→ **TASK BRIEF**:
The records that follow are to be repeated exactly, with the pictures removed.
======
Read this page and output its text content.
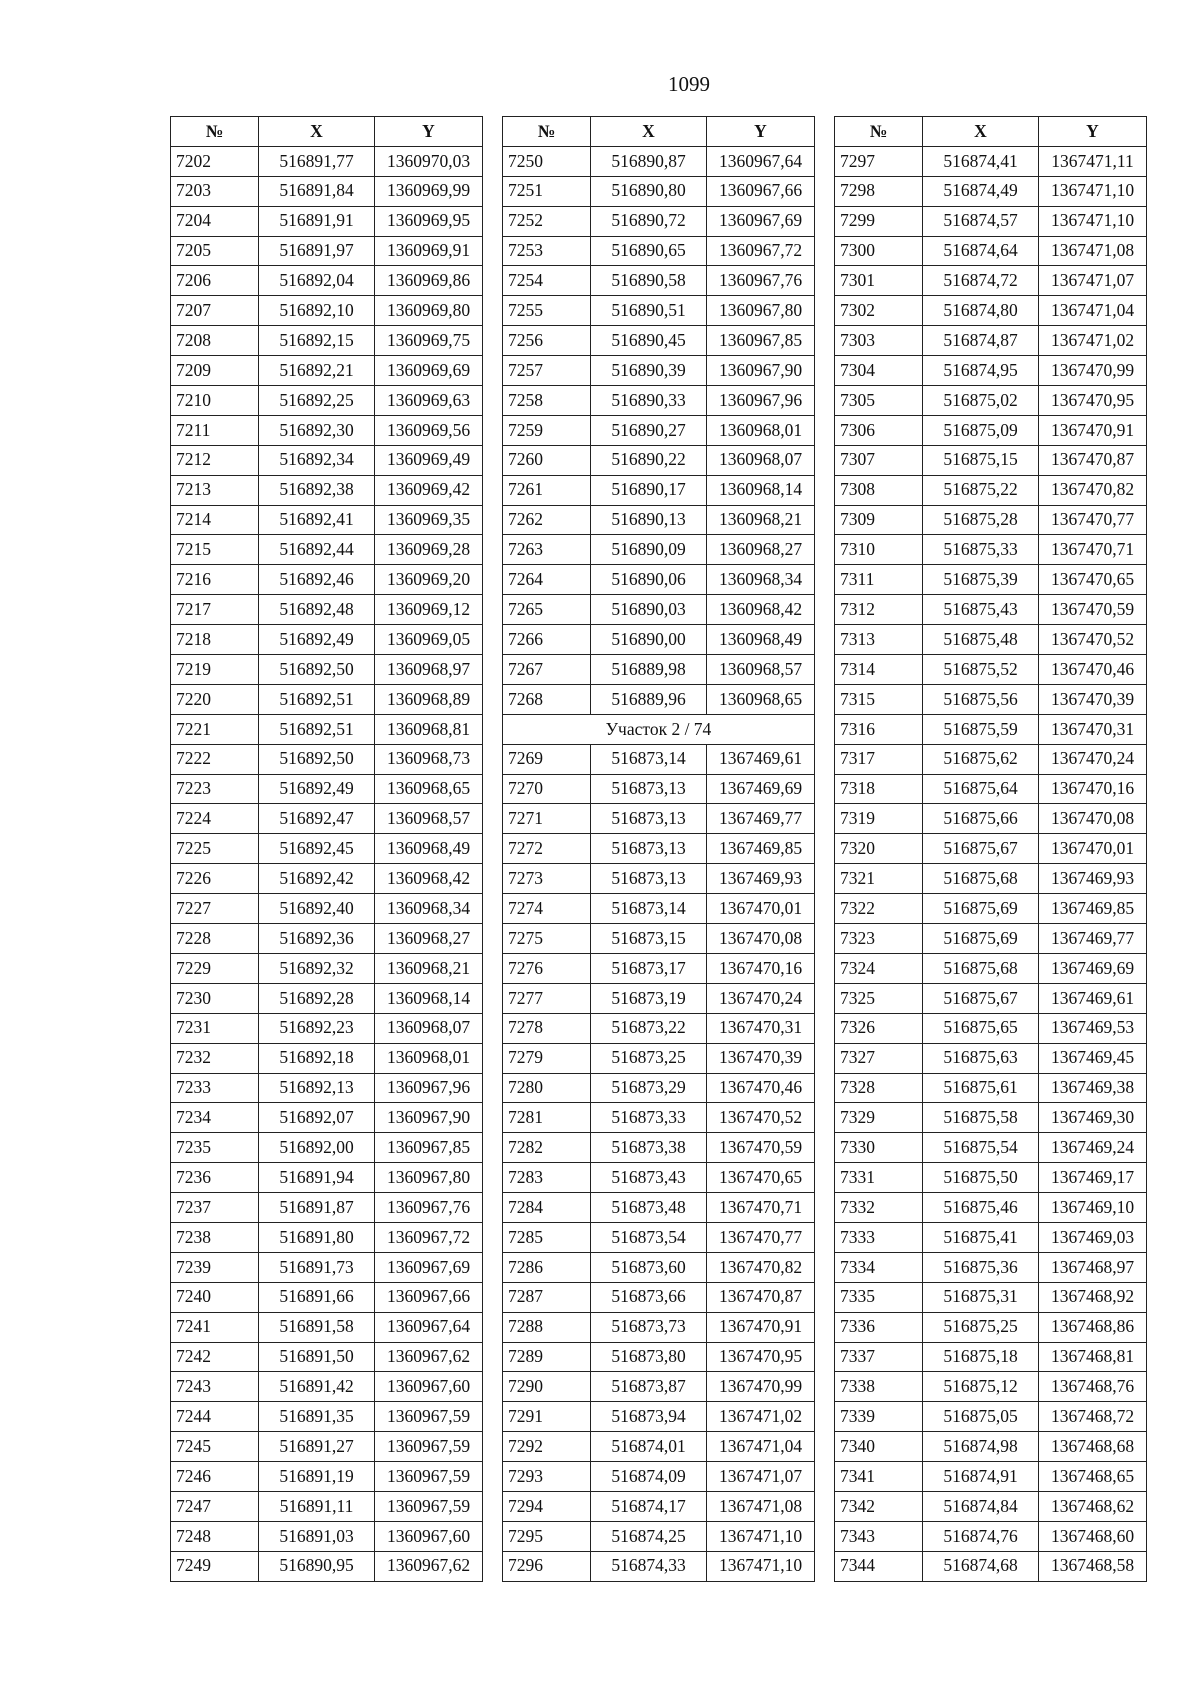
1099
№	X	Y
7202	516891,77	1360970,03
7203	516891,84	1360969,99
7204	516891,91	1360969,95
7205	516891,97	1360969,91
7206	516892,04	1360969,86
7207	516892,10	1360969,80
7208	516892,15	1360969,75
7209	516892,21	1360969,69
7210	516892,25	1360969,63
7211	516892,30	1360969,56
7212	516892,34	1360969,49
7213	516892,38	1360969,42
7214	516892,41	1360969,35
7215	516892,44	1360969,28
7216	516892,46	1360969,20
7217	516892,48	1360969,12
7218	516892,49	1360969,05
7219	516892,50	1360968,97
7220	516892,51	1360968,89
7221	516892,51	1360968,81
7222	516892,50	1360968,73
7223	516892,49	1360968,65
7224	516892,47	1360968,57
7225	516892,45	1360968,49
7226	516892,42	1360968,42
7227	516892,40	1360968,34
7228	516892,36	1360968,27
7229	516892,32	1360968,21
7230	516892,28	1360968,14
7231	516892,23	1360968,07
7232	516892,18	1360968,01
7233	516892,13	1360967,96
7234	516892,07	1360967,90
7235	516892,00	1360967,85
7236	516891,94	1360967,80
7237	516891,87	1360967,76
7238	516891,80	1360967,72
7239	516891,73	1360967,69
7240	516891,66	1360967,66
7241	516891,58	1360967,64
7242	516891,50	1360967,62
7243	516891,42	1360967,60
7244	516891,35	1360967,59
7245	516891,27	1360967,59
7246	516891,19	1360967,59
7247	516891,11	1360967,59
7248	516891,03	1360967,60
7249	516890,95	1360967,62
№	X	Y
7250	516890,87	1360967,64
7251	516890,80	1360967,66
7252	516890,72	1360967,69
7253	516890,65	1360967,72
7254	516890,58	1360967,76
7255	516890,51	1360967,80
7256	516890,45	1360967,85
7257	516890,39	1360967,90
7258	516890,33	1360967,96
7259	516890,27	1360968,01
7260	516890,22	1360968,07
7261	516890,17	1360968,14
7262	516890,13	1360968,21
7263	516890,09	1360968,27
7264	516890,06	1360968,34
7265	516890,03	1360968,42
7266	516890,00	1360968,49
7267	516889,98	1360968,57
7268	516889,96	1360968,65
Участок 2 / 74		
7269	516873,14	1367469,61
7270	516873,13	1367469,69
7271	516873,13	1367469,77
7272	516873,13	1367469,85
7273	516873,13	1367469,93
7274	516873,14	1367470,01
7275	516873,15	1367470,08
7276	516873,17	1367470,16
7277	516873,19	1367470,24
7278	516873,22	1367470,31
7279	516873,25	1367470,39
7280	516873,29	1367470,46
7281	516873,33	1367470,52
7282	516873,38	1367470,59
7283	516873,43	1367470,65
7284	516873,48	1367470,71
7285	516873,54	1367470,77
7286	516873,60	1367470,82
7287	516873,66	1367470,87
7288	516873,73	1367470,91
7289	516873,80	1367470,95
7290	516873,87	1367470,99
7291	516873,94	1367471,02
7292	516874,01	1367471,04
7293	516874,09	1367471,07
7294	516874,17	1367471,08
7295	516874,25	1367471,10
7296	516874,33	1367471,10
№	X	Y
7297	516874,41	1367471,11
7298	516874,49	1367471,10
7299	516874,57	1367471,10
7300	516874,64	1367471,08
7301	516874,72	1367471,07
7302	516874,80	1367471,04
7303	516874,87	1367471,02
7304	516874,95	1367470,99
7305	516875,02	1367470,95
7306	516875,09	1367470,91
7307	516875,15	1367470,87
7308	516875,22	1367470,82
7309	516875,28	1367470,77
7310	516875,33	1367470,71
7311	516875,39	1367470,65
7312	516875,43	1367470,59
7313	516875,48	1367470,52
7314	516875,52	1367470,46
7315	516875,56	1367470,39
7316	516875,59	1367470,31
7317	516875,62	1367470,24
7318	516875,64	1367470,16
7319	516875,66	1367470,08
7320	516875,67	1367470,01
7321	516875,68	1367469,93
7322	516875,69	1367469,85
7323	516875,69	1367469,77
7324	516875,68	1367469,69
7325	516875,67	1367469,61
7326	516875,65	1367469,53
7327	516875,63	1367469,45
7328	516875,61	1367469,38
7329	516875,58	1367469,30
7330	516875,54	1367469,24
7331	516875,50	1367469,17
7332	516875,46	1367469,10
7333	516875,41	1367469,03
7334	516875,36	1367468,97
7335	516875,31	1367468,92
7336	516875,25	1367468,86
7337	516875,18	1367468,81
7338	516875,12	1367468,76
7339	516875,05	1367468,72
7340	516874,98	1367468,68
7341	516874,91	1367468,65
7342	516874,84	1367468,62
7343	516874,76	1367468,60
7344	516874,68	1367468,58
======
→ **EXERCISE OUTPUT**:
Read this page and output its text content.
1099
№	X	Y
7202	516891,77	1360970,03
7203	516891,84	1360969,99
7204	516891,91	1360969,95
7205	516891,97	1360969,91
7206	516892,04	1360969,86
7207	516892,10	1360969,80
7208	516892,15	1360969,75
7209	516892,21	1360969,69
7210	516892,25	1360969,63
7211	516892,30	1360969,56
7212	516892,34	1360969,49
7213	516892,38	1360969,42
7214	516892,41	1360969,35
7215	516892,44	1360969,28
7216	516892,46	1360969,20
7217	516892,48	1360969,12
7218	516892,49	1360969,05
7219	516892,50	1360968,97
7220	516892,51	1360968,89
7221	516892,51	1360968,81
7222	516892,50	1360968,73
7223	516892,49	1360968,65
7224	516892,47	1360968,57
7225	516892,45	1360968,49
7226	516892,42	1360968,42
7227	516892,40	1360968,34
7228	516892,36	1360968,27
7229	516892,32	1360968,21
7230	516892,28	1360968,14
7231	516892,23	1360968,07
7232	516892,18	1360968,01
7233	516892,13	1360967,96
7234	516892,07	1360967,90
7235	516892,00	1360967,85
7236	516891,94	1360967,80
7237	516891,87	1360967,76
7238	516891,80	1360967,72
7239	516891,73	1360967,69
7240	516891,66	1360967,66
7241	516891,58	1360967,64
7242	516891,50	1360967,62
7243	516891,42	1360967,60
7244	516891,35	1360967,59
7245	516891,27	1360967,59
7246	516891,19	1360967,59
7247	516891,11	1360967,59
7248	516891,03	1360967,60
7249	516890,95	1360967,62
№	X	Y
7250	516890,87	1360967,64
7251	516890,80	1360967,66
7252	516890,72	1360967,69
7253	516890,65	1360967,72
7254	516890,58	1360967,76
7255	516890,51	1360967,80
7256	516890,45	1360967,85
7257	516890,39	1360967,90
7258	516890,33	1360967,96
7259	516890,27	1360968,01
7260	516890,22	1360968,07
7261	516890,17	1360968,14
7262	516890,13	1360968,21
7263	516890,09	1360968,27
7264	516890,06	1360968,34
7265	516890,03	1360968,42
7266	516890,00	1360968,49
7267	516889,98	1360968,57
7268	516889,96	1360968,65
Участок 2 / 74		
7269	516873,14	1367469,61
7270	516873,13	1367469,69
7271	516873,13	1367469,77
7272	516873,13	1367469,85
7273	516873,13	1367469,93
7274	516873,14	1367470,01
7275	516873,15	1367470,08
7276	516873,17	1367470,16
7277	516873,19	1367470,24
7278	516873,22	1367470,31
7279	516873,25	1367470,39
7280	516873,29	1367470,46
7281	516873,33	1367470,52
7282	516873,38	1367470,59
7283	516873,43	1367470,65
7284	516873,48	1367470,71
7285	516873,54	1367470,77
7286	516873,60	1367470,82
7287	516873,66	1367470,87
7288	516873,73	1367470,91
7289	516873,80	1367470,95
7290	516873,87	1367470,99
7291	516873,94	1367471,02
7292	516874,01	1367471,04
7293	516874,09	1367471,07
7294	516874,17	1367471,08
7295	516874,25	1367471,10
7296	516874,33	1367471,10
№	X	Y
7297	516874,41	1367471,11
7298	516874,49	1367471,10
7299	516874,57	1367471,10
7300	516874,64	1367471,08
7301	516874,72	1367471,07
7302	516874,80	1367471,04
7303	516874,87	1367471,02
7304	516874,95	1367470,99
7305	516875,02	1367470,95
7306	516875,09	1367470,91
7307	516875,15	1367470,87
7308	516875,22	1367470,82
7309	516875,28	1367470,77
7310	516875,33	1367470,71
7311	516875,39	1367470,65
7312	516875,43	1367470,59
7313	516875,48	1367470,52
7314	516875,52	1367470,46
7315	516875,56	1367470,39
7316	516875,59	1367470,31
7317	516875,62	1367470,24
7318	516875,64	1367470,16
7319	516875,66	1367470,08
7320	516875,67	1367470,01
7321	516875,68	1367469,93
7322	516875,69	1367469,85
7323	516875,69	1367469,77
7324	516875,68	1367469,69
7325	516875,67	1367469,61
7326	516875,65	1367469,53
7327	516875,63	1367469,45
7328	516875,61	1367469,38
7329	516875,58	1367469,30
7330	516875,54	1367469,24
7331	516875,50	1367469,17
7332	516875,46	1367469,10
7333	516875,41	1367469,03
7334	516875,36	1367468,97
7335	516875,31	1367468,92
7336	516875,25	1367468,86
7337	516875,18	1367468,81
7338	516875,12	1367468,76
7339	516875,05	1367468,72
7340	516874,98	1367468,68
7341	516874,91	1367468,65
7342	516874,84	1367468,62
7343	516874,76	1367468,60
7344	516874,68	1367468,58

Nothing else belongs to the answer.